**JOB**
Can you transcribe every record below exactly as it appears?

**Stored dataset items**
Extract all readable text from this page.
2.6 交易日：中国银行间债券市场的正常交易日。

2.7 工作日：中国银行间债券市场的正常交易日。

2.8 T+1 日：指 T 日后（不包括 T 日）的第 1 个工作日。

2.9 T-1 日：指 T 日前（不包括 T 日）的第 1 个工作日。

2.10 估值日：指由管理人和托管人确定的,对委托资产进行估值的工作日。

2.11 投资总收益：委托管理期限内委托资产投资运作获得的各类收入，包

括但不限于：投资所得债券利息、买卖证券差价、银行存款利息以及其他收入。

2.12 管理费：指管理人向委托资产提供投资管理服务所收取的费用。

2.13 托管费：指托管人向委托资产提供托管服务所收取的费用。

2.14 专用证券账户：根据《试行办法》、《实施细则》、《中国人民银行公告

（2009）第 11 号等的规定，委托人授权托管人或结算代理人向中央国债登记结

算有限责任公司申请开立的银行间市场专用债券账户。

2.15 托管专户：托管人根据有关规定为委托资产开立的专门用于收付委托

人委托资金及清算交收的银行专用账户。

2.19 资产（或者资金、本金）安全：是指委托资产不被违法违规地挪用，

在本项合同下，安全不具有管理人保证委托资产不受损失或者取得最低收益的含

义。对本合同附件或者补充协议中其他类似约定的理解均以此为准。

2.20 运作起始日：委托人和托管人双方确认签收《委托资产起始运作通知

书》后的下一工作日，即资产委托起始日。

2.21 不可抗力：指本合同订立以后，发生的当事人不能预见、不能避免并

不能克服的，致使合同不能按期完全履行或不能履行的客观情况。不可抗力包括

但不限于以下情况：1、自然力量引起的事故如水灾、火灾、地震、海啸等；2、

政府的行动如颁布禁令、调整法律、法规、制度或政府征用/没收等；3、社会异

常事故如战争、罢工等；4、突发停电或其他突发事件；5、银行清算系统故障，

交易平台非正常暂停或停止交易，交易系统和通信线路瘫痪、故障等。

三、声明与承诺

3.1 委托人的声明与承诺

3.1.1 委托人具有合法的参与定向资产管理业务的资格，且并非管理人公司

**REPLY**
Extract all readable text from this page.
2.6 交易日：中国银行间债券市场的正常交易日。

2.7 工作日：中国银行间债券市场的正常交易日。

2.8 T+1 日：指 T 日后（不包括 T 日）的第 1 个工作日。

2.9 T-1 日：指 T 日前（不包括 T 日）的第 1 个工作日。

2.10 估值日：指由管理人和托管人确定的,对委托资产进行估值的工作日。

2.11 投资总收益：委托管理期限内委托资产投资运作获得的各类收入，包

括但不限于：投资所得债券利息、买卖证券差价、银行存款利息以及其他收入。

2.12 管理费：指管理人向委托资产提供投资管理服务所收取的费用。

2.13 托管费：指托管人向委托资产提供托管服务所收取的费用。

2.14 专用证券账户：根据《试行办法》、《实施细则》、《中国人民银行公告

（2009）第 11 号等的规定，委托人授权托管人或结算代理人向中央国债登记结

算有限责任公司申请开立的银行间市场专用债券账户。

2.15 托管专户：托管人根据有关规定为委托资产开立的专门用于收付委托

人委托资金及清算交收的银行专用账户。

2.19 资产（或者资金、本金）安全：是指委托资产不被违法违规地挪用，

在本项合同下，安全不具有管理人保证委托资产不受损失或者取得最低收益的含

义。对本合同附件或者补充协议中其他类似约定的理解均以此为准。

2.20 运作起始日：委托人和托管人双方确认签收《委托资产起始运作通知

书》后的下一工作日，即资产委托起始日。

2.21 不可抗力：指本合同订立以后，发生的当事人不能预见、不能避免并

不能克服的，致使合同不能按期完全履行或不能履行的客观情况。不可抗力包括

但不限于以下情况：1、自然力量引起的事故如水灾、火灾、地震、海啸等；2、

政府的行动如颁布禁令、调整法律、法规、制度或政府征用/没收等；3、社会异

常事故如战争、罢工等；4、突发停电或其他突发事件；5、银行清算系统故障，

交易平台非正常暂停或停止交易，交易系统和通信线路瘫痪、故障等。

三、声明与承诺

3.1 委托人的声明与承诺

3.1.1 委托人具有合法的参与定向资产管理业务的资格，且并非管理人公司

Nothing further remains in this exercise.